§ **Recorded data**
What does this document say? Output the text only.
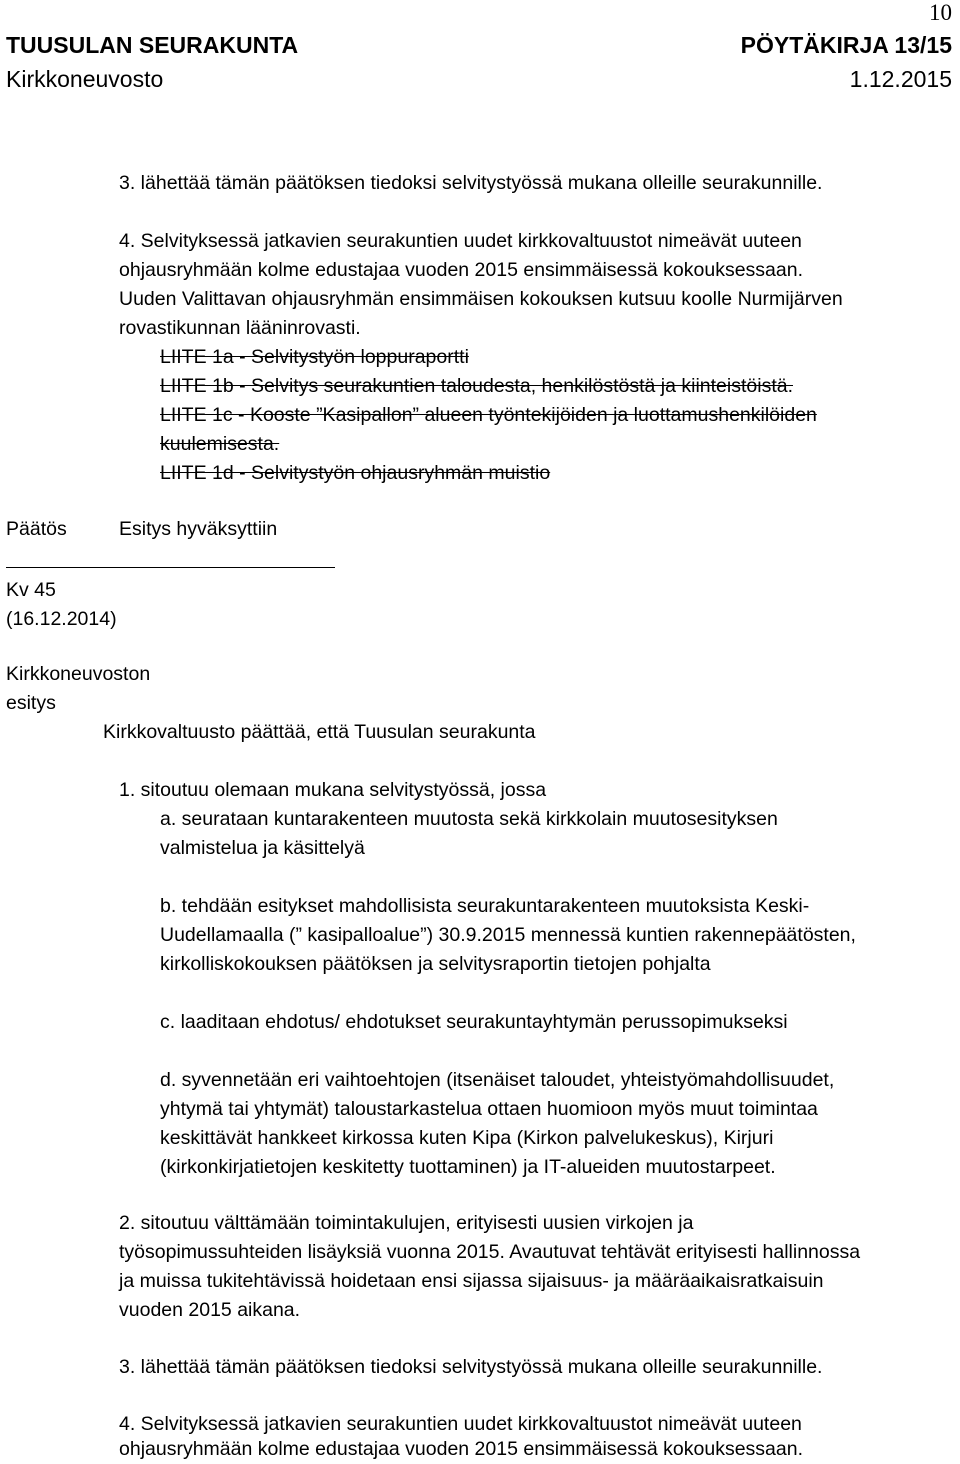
10
TUUSULAN SEURAKUNTA	PÖYTÄKIRJA 13/15
Kirkkoneuvosto	1.12.2015
3. lähettää tämän päätöksen tiedoksi selvitystyössä mukana olleille seurakunnille.
4. Selvityksessä jatkavien seurakuntien uudet kirkkovaltuustot nimeävät uuteen
ohjausryhmään kolme edustajaa vuoden 2015 ensimmäisessä kokouksessaan.
Uuden Valittavan ohjausryhmän ensimmäisen kokouksen kutsuu koolle Nurmijärven
rovastikunnan lääninrovasti.
LIITE 1a - Selvitystyön loppuraportti
LIITE 1b - Selvitys seurakuntien taloudesta, henkilöstöstä ja kiinteistöistä.
LIITE 1c - Kooste ”Kasipallon” alueen työntekijöiden ja luottamushenkilöiden
kuulemisesta.
LIITE 1d - Selvitystyön ohjausryhmän muistio
Päätös	Esitys hyväksyttiin
Kv 45
(16.12.2014)
Kirkkoneuvoston
esitys
Kirkkovaltuusto päättää, että Tuusulan seurakunta
1. sitoutuu olemaan mukana selvitystyössä, jossa
a. seurataan kuntarakenteen muutosta sekä kirkkolain muutosesityksen
valmistelua ja käsittelyä
b. tehdään esitykset mahdollisista seurakuntarakenteen muutoksista Keski-
Uudellamaalla (” kasipalloalue”) 30.9.2015 mennessä kuntien rakennepäätösten,
kirkolliskokouksen päätöksen ja selvitysraportin tietojen pohjalta
c. laaditaan ehdotus/ ehdotukset seurakuntayhtymän perussopimukseksi
d. syvennetään eri vaihtoehtojen (itsenäiset taloudet, yhteistyömahdollisuudet,
yhtymä tai yhtymät) taloustarkastelua ottaen huomioon myös muut toimintaa
keskittävät hankkeet kirkossa kuten Kipa (Kirkon palvelukeskus), Kirjuri
(kirkonkirjatietojen keskitetty tuottaminen) ja IT-alueiden muutostarpeet.
2. sitoutuu välttämään toimintakulujen, erityisesti uusien virkojen ja
työsopimussuhteiden lisäyksiä vuonna 2015. Avautuvat tehtävät erityisesti hallinnossa
ja muissa tukitehtävissä hoidetaan ensi sijassa sijaisuus- ja määräaikaisratkaisuin
vuoden 2015 aikana.
3. lähettää tämän päätöksen tiedoksi selvitystyössä mukana olleille seurakunnille.
4. Selvityksessä jatkavien seurakuntien uudet kirkkovaltuustot nimeävät uuteen
ohjausryhmään kolme edustajaa vuoden 2015 ensimmäisessä kokouksessaan.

§ **What is expected**
Omit all pictures while transcribing the entries verbatim.

§ **Output below**
What does this document say? Output the text only.
10
TUUSULAN SEURAKUNTA	PÖYTÄKIRJA 13/15
Kirkkoneuvosto	1.12.2015
3. lähettää tämän päätöksen tiedoksi selvitystyössä mukana olleille seurakunnille.
4. Selvityksessä jatkavien seurakuntien uudet kirkkovaltuustot nimeävät uuteen
ohjausryhmään kolme edustajaa vuoden 2015 ensimmäisessä kokouksessaan.
Uuden Valittavan ohjausryhmän ensimmäisen kokouksen kutsuu koolle Nurmijärven
rovastikunnan lääninrovasti.
LIITE 1a - Selvitystyön loppuraportti
LIITE 1b - Selvitys seurakuntien taloudesta, henkilöstöstä ja kiinteistöistä.
LIITE 1c - Kooste ”Kasipallon” alueen työntekijöiden ja luottamushenkilöiden
kuulemisesta.
LIITE 1d - Selvitystyön ohjausryhmän muistio
Päätös	Esitys hyväksyttiin
Kv 45
(16.12.2014)
Kirkkoneuvoston
esitys
Kirkkovaltuusto päättää, että Tuusulan seurakunta
1. sitoutuu olemaan mukana selvitystyössä, jossa
a. seurataan kuntarakenteen muutosta sekä kirkkolain muutosesityksen
valmistelua ja käsittelyä
b. tehdään esitykset mahdollisista seurakuntarakenteen muutoksista Keski-
Uudellamaalla (” kasipalloalue”) 30.9.2015 mennessä kuntien rakennepäätösten,
kirkolliskokouksen päätöksen ja selvitysraportin tietojen pohjalta
c. laaditaan ehdotus/ ehdotukset seurakuntayhtymän perussopimukseksi
d. syvennetään eri vaihtoehtojen (itsenäiset taloudet, yhteistyömahdollisuudet,
yhtymä tai yhtymät) taloustarkastelua ottaen huomioon myös muut toimintaa
keskittävät hankkeet kirkossa kuten Kipa (Kirkon palvelukeskus), Kirjuri
(kirkonkirjatietojen keskitetty tuottaminen) ja IT-alueiden muutostarpeet.
2. sitoutuu välttämään toimintakulujen, erityisesti uusien virkojen ja
työsopimussuhteiden lisäyksiä vuonna 2015. Avautuvat tehtävät erityisesti hallinnossa
ja muissa tukitehtävissä hoidetaan ensi sijassa sijaisuus- ja määräaikaisratkaisuin
vuoden 2015 aikana.
3. lähettää tämän päätöksen tiedoksi selvitystyössä mukana olleille seurakunnille.
4. Selvityksessä jatkavien seurakuntien uudet kirkkovaltuustot nimeävät uuteen
ohjausryhmään kolme edustajaa vuoden 2015 ensimmäisessä kokouksessaan.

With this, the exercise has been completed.